- **TASK STATEMENT**
State the number of lines that contain "πλαϊνά", with no other text.

── SUPPLIED RECORDS ──

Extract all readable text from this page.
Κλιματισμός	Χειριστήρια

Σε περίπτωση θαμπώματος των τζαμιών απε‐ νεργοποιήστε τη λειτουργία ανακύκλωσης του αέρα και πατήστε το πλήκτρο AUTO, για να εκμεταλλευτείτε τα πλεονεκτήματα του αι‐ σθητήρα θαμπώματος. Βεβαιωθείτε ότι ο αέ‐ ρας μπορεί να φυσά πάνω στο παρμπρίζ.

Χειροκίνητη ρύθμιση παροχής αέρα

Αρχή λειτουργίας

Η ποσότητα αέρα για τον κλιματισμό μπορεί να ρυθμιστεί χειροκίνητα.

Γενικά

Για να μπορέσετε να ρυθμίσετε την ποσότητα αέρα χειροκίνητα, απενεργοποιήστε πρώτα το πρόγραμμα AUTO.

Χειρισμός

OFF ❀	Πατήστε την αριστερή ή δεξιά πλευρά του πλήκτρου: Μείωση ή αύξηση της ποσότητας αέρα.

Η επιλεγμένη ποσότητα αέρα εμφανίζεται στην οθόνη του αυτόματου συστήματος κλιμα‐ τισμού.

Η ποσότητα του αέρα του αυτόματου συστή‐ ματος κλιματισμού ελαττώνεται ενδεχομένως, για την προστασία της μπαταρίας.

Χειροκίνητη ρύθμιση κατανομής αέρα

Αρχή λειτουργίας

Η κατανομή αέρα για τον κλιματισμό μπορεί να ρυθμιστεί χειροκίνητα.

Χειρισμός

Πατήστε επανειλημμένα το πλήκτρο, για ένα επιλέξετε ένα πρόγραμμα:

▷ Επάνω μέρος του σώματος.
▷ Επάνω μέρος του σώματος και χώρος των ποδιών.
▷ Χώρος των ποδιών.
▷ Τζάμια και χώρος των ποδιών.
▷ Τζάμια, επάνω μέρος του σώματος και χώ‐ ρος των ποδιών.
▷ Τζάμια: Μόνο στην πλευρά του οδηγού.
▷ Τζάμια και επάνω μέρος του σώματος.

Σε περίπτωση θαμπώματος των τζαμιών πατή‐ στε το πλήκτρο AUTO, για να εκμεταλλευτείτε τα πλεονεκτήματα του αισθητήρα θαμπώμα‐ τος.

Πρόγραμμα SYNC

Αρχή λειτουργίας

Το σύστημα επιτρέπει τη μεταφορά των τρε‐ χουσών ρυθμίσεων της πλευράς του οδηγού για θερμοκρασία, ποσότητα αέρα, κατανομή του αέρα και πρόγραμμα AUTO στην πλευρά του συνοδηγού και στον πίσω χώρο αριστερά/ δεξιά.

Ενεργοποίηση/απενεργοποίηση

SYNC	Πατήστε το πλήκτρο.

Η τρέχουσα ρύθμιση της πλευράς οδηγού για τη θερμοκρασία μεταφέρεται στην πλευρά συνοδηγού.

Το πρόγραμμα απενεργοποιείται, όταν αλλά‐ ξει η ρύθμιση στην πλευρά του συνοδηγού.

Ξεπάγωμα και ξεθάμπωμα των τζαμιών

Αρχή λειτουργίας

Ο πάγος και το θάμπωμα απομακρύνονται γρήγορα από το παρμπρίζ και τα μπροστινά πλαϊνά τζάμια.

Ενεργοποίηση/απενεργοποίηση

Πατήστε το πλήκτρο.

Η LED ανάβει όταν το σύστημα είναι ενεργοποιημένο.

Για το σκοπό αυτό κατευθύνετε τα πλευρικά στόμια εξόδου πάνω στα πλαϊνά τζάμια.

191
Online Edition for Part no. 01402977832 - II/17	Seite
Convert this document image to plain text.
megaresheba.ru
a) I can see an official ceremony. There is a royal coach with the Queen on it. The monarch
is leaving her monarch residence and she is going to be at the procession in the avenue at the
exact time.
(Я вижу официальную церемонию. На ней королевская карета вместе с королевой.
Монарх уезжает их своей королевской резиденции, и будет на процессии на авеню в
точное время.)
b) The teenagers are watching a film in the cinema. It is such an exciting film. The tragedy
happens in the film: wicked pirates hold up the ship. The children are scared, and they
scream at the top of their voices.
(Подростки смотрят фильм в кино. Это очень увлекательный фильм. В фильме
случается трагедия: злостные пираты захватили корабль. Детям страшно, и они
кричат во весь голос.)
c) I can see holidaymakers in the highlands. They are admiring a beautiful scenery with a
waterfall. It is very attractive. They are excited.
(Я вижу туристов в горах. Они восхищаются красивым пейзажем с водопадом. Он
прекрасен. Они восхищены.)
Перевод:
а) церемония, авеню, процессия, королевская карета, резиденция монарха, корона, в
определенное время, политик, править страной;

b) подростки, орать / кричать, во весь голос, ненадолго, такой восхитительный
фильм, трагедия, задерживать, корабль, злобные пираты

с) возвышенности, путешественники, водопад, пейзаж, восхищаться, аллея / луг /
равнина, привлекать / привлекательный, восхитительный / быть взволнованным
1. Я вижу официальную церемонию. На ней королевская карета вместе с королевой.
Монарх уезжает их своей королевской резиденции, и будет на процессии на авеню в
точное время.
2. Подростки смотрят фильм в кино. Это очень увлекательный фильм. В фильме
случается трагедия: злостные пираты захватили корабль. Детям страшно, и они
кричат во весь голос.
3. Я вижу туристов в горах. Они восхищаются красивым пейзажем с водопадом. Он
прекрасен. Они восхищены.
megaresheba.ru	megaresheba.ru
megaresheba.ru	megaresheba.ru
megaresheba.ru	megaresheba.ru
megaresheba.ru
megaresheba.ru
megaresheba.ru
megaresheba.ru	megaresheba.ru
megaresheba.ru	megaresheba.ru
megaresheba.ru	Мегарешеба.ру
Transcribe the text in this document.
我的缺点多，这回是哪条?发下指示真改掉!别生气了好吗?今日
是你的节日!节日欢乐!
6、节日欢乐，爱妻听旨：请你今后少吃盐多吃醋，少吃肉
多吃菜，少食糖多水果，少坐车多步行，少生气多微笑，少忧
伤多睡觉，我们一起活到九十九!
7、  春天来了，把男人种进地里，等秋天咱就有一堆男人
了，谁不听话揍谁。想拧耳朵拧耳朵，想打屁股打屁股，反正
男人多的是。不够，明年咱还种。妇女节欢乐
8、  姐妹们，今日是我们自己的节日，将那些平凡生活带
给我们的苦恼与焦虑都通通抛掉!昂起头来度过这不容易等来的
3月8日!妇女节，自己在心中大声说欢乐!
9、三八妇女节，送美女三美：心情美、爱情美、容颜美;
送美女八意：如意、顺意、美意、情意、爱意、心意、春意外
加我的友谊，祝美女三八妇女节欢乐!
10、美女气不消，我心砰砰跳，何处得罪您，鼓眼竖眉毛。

───

- **WORKED SOLUTION**
2